* **Your instructions**: Using the records provided below, locate and copy each line that contains the word "Майкрософт".

--- start ---

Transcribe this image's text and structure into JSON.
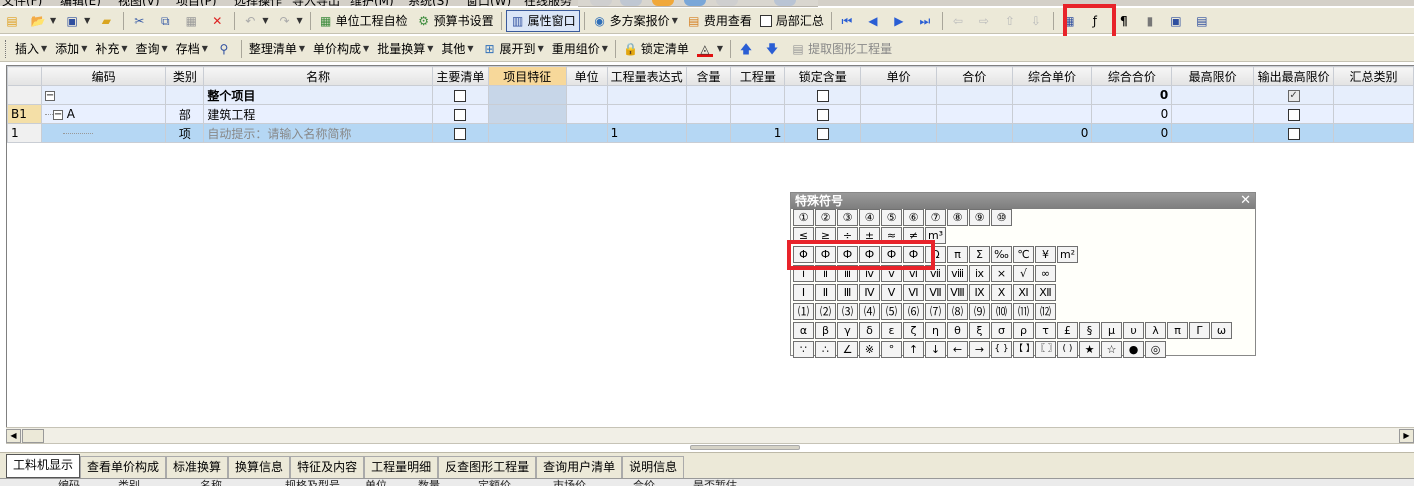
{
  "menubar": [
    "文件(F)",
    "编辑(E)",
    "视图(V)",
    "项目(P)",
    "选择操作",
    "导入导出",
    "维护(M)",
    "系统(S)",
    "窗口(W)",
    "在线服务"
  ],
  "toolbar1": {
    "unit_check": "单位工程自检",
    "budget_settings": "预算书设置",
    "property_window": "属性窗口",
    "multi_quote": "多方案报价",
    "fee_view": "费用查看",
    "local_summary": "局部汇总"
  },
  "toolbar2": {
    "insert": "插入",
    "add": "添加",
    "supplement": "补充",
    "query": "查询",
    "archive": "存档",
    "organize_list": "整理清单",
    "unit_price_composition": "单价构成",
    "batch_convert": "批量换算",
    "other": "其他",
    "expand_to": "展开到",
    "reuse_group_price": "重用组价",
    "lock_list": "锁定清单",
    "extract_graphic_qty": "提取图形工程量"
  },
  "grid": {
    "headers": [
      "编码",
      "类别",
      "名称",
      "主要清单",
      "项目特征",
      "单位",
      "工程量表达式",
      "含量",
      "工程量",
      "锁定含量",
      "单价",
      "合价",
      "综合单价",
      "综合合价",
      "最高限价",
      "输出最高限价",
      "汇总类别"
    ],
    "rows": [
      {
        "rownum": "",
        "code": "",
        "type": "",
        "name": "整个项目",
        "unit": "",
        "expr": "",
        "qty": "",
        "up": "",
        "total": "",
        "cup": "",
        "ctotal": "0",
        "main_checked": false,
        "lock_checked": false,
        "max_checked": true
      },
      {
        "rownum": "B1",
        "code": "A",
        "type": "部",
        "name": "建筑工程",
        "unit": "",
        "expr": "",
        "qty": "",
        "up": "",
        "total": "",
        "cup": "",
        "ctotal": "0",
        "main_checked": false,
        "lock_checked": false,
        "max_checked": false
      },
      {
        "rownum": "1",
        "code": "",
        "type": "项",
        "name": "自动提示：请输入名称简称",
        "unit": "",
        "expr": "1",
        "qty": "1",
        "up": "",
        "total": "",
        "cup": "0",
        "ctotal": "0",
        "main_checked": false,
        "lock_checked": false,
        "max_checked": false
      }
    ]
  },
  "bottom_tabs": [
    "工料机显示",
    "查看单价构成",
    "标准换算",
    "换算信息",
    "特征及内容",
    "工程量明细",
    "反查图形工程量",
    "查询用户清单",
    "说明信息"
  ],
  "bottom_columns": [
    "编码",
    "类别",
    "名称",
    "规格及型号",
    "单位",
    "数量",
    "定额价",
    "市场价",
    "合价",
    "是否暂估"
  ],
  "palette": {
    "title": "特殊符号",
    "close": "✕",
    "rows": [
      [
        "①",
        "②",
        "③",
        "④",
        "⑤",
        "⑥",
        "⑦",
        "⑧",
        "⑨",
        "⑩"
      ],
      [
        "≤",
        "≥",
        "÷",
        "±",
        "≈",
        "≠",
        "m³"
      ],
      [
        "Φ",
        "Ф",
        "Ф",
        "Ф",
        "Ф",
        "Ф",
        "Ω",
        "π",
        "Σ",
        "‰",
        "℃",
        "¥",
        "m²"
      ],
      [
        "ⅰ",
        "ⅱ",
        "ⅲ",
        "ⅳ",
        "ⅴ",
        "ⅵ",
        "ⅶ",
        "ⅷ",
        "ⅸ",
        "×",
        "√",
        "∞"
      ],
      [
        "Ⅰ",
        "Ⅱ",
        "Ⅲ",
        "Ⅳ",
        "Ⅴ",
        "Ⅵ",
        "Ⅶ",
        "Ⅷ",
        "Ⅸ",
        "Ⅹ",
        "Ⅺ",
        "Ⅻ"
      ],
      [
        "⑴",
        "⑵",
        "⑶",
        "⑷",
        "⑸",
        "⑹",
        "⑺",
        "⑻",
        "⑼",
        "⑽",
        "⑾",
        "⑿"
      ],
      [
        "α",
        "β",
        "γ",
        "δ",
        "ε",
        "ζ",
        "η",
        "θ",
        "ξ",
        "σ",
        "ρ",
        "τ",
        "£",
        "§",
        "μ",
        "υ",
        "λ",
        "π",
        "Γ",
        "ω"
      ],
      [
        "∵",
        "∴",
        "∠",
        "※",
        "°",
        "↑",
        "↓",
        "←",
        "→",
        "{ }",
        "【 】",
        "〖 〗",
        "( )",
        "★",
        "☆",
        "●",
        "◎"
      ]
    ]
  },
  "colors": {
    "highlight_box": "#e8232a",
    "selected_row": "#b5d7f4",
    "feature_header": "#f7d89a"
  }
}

--- end ---
--- start ---

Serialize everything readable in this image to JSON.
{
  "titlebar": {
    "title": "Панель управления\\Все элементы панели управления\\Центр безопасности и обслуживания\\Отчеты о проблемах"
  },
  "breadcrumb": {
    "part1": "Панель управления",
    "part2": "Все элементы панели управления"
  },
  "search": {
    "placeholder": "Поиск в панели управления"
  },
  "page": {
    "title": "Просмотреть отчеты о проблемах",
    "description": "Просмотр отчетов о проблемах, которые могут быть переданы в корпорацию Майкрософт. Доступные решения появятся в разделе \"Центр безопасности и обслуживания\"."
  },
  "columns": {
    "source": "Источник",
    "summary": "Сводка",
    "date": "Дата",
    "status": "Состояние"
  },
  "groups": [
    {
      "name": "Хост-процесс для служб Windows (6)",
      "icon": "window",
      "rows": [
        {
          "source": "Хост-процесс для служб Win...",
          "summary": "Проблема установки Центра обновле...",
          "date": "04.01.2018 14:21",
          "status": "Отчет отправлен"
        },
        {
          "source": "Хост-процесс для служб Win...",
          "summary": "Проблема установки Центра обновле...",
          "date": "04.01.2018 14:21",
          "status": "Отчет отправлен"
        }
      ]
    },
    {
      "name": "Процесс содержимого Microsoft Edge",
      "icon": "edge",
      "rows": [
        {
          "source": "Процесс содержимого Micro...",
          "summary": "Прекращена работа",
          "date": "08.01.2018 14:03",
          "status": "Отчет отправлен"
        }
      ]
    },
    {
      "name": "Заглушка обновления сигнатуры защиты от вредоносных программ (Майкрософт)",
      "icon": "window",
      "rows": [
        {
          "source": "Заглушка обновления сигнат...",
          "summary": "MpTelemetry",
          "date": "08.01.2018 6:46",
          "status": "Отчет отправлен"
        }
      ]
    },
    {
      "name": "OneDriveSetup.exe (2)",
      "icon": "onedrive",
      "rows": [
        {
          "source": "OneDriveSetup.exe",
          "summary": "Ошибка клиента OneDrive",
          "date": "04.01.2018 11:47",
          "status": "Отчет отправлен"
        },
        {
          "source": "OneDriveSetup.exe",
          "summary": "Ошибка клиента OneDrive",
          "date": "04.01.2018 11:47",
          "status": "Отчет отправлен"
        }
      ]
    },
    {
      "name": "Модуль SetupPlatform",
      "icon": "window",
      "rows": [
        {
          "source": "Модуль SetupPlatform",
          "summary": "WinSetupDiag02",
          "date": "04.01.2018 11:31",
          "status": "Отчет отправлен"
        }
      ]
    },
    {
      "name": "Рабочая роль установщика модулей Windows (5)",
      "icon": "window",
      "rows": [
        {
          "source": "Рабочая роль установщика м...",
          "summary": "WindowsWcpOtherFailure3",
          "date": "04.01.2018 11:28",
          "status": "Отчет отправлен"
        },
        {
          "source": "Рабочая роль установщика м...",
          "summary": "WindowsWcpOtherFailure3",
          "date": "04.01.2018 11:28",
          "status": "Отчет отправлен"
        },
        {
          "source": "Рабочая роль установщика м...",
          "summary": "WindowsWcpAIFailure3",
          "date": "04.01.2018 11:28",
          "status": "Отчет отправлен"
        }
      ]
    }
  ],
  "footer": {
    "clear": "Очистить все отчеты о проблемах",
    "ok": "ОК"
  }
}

--- end ---

* **Full response**:
    "description": "Просмотр отчетов о проблемах, которые могут быть переданы в корпорацию Майкрософт. Доступные решения появятся в разделе \"Центр безопасности и обслуживания\"."
      "name": "Заглушка обновления сигнатуры защиты от вредоносных программ (Майкрософт)",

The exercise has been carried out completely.